→ **EXERCISE INSTRUCTIONS**: Copy out all lines that carry the word "right".

→ **MATERIAL SUPPLIED**:
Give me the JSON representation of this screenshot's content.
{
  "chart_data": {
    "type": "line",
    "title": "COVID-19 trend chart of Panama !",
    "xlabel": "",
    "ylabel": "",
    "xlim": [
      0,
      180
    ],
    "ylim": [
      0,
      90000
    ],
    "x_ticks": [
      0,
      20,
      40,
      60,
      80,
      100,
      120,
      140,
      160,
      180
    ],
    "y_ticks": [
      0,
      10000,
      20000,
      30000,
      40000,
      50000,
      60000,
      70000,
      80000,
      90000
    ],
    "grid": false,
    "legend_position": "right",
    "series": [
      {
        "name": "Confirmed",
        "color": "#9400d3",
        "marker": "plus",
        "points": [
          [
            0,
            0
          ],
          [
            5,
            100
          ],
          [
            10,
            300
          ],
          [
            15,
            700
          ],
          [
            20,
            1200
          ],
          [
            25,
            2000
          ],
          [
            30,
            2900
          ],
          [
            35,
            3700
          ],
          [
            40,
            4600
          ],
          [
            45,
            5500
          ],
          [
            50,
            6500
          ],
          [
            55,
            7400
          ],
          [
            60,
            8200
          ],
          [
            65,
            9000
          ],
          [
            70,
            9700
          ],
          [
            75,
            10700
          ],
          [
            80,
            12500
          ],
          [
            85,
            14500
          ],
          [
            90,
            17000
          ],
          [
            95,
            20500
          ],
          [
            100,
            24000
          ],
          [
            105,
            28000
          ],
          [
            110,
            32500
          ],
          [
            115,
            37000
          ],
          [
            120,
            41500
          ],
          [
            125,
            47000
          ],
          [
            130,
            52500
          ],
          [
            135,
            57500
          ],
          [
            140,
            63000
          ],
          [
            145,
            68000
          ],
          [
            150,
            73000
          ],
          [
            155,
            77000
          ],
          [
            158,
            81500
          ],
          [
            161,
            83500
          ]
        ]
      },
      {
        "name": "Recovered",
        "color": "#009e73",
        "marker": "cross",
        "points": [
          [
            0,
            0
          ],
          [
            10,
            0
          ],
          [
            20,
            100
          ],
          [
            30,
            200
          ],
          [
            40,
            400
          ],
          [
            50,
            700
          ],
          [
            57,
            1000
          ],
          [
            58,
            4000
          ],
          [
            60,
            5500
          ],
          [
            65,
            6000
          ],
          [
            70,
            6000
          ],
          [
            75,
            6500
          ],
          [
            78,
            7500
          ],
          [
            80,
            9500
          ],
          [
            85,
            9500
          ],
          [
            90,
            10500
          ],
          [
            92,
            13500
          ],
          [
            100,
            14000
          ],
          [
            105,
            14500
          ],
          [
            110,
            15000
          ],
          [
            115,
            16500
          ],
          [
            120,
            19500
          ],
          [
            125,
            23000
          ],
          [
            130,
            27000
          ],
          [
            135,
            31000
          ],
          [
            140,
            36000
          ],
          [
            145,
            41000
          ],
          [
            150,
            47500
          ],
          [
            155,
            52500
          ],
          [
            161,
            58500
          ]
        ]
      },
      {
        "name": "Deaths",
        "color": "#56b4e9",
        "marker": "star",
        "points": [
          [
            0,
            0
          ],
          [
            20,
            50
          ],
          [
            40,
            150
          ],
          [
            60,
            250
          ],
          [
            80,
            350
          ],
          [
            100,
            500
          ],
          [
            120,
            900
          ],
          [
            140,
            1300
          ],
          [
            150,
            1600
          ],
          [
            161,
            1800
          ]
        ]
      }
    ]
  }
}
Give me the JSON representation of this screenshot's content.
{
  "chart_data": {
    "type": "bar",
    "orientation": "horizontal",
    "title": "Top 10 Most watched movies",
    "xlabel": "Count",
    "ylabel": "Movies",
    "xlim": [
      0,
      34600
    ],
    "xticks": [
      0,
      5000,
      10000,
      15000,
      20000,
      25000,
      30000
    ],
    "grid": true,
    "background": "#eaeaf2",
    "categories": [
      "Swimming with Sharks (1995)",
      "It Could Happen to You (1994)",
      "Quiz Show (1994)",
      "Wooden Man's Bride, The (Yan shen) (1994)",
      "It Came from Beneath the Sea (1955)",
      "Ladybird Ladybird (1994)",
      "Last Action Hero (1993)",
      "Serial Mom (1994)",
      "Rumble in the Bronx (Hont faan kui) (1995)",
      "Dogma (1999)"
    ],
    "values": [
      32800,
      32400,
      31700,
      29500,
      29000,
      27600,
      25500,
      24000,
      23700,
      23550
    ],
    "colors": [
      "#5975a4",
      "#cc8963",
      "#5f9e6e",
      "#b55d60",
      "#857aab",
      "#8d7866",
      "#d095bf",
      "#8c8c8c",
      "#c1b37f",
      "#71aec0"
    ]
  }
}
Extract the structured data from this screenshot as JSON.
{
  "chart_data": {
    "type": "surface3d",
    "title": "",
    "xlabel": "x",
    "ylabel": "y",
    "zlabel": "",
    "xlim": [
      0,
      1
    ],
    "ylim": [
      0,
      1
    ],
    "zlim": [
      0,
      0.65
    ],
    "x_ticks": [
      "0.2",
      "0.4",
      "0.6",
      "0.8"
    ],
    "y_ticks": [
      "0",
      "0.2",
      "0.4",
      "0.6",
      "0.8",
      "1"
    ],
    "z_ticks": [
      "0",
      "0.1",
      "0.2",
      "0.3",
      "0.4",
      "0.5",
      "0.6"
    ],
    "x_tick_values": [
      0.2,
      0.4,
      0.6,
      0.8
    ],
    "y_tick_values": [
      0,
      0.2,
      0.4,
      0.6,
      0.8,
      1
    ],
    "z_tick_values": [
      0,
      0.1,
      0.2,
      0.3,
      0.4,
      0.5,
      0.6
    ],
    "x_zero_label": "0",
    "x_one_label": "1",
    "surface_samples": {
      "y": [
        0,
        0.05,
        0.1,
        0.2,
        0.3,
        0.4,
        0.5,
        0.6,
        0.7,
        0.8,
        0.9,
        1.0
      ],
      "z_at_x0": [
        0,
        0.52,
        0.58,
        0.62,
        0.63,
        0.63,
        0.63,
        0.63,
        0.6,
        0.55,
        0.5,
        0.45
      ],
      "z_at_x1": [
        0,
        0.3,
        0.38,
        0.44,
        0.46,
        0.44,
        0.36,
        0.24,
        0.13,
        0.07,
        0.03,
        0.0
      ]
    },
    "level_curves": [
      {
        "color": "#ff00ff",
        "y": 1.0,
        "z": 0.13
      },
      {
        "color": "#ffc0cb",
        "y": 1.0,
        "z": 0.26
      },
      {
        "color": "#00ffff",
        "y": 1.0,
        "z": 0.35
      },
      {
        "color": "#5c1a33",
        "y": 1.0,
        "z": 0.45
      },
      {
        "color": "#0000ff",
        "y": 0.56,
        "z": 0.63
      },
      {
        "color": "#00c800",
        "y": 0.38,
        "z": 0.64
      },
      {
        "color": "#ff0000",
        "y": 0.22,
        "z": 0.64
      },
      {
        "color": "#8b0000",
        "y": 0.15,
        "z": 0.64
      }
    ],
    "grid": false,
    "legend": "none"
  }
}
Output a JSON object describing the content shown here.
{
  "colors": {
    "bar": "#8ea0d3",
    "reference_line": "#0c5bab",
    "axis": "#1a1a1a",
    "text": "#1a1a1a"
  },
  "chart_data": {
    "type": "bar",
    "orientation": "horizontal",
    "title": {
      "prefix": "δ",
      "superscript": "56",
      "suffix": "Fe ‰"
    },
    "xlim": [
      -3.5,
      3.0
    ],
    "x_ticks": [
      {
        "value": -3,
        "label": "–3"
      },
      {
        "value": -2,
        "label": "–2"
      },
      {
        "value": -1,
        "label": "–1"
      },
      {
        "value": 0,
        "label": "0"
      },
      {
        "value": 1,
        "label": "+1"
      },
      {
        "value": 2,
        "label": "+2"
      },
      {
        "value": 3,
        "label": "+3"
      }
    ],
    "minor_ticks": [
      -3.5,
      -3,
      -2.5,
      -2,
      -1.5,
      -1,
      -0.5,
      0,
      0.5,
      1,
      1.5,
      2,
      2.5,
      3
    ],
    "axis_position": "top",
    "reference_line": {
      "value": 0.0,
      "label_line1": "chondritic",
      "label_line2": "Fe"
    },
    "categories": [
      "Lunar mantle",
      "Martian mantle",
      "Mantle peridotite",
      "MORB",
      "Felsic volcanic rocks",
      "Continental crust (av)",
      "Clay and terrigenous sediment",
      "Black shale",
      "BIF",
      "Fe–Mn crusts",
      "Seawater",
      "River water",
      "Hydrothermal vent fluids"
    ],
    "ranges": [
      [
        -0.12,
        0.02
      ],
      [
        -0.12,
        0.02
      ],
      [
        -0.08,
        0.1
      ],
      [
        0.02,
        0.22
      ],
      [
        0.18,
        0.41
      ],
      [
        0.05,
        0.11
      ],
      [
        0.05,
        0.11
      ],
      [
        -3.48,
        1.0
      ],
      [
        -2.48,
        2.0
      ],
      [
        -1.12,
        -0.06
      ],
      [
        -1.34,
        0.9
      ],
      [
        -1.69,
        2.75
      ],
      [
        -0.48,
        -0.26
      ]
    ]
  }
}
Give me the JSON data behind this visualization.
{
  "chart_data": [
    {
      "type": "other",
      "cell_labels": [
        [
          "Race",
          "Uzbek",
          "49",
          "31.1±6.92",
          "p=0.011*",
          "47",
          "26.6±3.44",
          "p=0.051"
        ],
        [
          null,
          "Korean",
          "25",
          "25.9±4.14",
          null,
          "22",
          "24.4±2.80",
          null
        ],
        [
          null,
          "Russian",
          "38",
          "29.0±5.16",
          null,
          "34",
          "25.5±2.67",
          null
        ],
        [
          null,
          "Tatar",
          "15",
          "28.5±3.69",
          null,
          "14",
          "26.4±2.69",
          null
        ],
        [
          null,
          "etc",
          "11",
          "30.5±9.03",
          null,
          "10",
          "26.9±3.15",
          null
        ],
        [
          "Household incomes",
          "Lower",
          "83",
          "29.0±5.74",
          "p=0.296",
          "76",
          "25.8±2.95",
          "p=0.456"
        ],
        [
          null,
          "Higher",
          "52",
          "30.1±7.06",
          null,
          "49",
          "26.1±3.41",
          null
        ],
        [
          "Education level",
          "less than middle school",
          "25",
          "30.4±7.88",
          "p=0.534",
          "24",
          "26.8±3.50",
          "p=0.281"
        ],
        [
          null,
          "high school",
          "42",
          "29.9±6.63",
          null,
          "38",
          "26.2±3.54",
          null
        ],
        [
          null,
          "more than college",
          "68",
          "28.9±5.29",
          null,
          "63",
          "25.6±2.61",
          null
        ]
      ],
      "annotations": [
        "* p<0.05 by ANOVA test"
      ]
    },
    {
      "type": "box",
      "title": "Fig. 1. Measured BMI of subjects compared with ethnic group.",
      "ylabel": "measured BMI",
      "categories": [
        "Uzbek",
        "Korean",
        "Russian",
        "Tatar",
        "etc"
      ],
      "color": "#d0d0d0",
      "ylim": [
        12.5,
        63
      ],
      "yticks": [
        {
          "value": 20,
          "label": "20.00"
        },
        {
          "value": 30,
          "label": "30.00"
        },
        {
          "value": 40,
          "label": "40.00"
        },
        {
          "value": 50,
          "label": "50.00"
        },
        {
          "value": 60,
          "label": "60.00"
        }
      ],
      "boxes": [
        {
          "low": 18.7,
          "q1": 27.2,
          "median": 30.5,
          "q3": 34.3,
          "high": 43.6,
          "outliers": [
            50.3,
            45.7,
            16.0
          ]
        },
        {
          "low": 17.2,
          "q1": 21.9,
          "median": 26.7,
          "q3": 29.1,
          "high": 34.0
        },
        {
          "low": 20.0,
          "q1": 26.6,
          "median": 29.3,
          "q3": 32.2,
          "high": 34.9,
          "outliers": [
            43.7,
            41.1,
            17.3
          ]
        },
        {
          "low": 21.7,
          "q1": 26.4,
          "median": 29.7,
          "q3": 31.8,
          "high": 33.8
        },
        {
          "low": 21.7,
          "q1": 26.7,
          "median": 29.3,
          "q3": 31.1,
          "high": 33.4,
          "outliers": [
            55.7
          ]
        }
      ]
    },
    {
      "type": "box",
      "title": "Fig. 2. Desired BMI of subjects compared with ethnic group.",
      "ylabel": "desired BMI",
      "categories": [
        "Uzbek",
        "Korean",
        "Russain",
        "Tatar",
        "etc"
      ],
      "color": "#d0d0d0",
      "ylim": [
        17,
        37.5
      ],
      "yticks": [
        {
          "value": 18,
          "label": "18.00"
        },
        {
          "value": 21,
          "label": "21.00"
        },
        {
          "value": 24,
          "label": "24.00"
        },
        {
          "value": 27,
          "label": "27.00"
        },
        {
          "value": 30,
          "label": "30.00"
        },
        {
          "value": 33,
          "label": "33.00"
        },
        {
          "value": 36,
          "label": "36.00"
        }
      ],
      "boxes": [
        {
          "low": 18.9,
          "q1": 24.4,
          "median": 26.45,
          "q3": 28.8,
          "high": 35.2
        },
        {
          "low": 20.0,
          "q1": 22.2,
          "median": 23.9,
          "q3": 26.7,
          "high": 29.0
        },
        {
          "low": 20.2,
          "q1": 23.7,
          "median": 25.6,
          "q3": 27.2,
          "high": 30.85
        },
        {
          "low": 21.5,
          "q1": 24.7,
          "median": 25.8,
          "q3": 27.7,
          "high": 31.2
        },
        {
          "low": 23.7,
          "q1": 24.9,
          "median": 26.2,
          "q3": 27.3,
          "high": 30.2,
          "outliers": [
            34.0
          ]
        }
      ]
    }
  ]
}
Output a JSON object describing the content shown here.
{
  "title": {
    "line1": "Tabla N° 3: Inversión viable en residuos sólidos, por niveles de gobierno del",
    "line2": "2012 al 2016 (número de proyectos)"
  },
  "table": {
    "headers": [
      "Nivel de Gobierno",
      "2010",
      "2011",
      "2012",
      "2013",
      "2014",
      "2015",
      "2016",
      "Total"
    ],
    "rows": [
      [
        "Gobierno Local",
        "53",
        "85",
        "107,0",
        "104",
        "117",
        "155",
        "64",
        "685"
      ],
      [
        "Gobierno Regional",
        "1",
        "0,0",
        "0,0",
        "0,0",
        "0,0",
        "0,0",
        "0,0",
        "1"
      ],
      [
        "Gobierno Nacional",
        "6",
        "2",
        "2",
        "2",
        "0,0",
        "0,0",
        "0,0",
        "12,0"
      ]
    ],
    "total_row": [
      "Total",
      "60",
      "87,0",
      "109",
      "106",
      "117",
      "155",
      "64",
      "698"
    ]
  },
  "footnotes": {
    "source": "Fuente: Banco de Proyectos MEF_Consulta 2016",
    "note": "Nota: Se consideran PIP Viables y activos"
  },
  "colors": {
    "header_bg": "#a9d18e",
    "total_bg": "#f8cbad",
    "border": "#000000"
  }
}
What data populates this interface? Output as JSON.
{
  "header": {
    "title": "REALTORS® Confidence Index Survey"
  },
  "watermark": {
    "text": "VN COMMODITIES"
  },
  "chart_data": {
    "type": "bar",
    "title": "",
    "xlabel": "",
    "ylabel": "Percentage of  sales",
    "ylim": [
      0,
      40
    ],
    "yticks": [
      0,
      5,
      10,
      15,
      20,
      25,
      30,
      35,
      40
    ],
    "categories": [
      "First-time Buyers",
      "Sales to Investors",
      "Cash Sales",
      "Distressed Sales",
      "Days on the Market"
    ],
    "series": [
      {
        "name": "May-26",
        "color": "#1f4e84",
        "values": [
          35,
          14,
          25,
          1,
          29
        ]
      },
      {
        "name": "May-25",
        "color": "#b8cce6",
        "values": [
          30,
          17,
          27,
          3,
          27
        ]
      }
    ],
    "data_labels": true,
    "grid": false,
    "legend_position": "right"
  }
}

→ **TASK RESPONSE**:
    "legend_position": "right",
    "legend_position": "right"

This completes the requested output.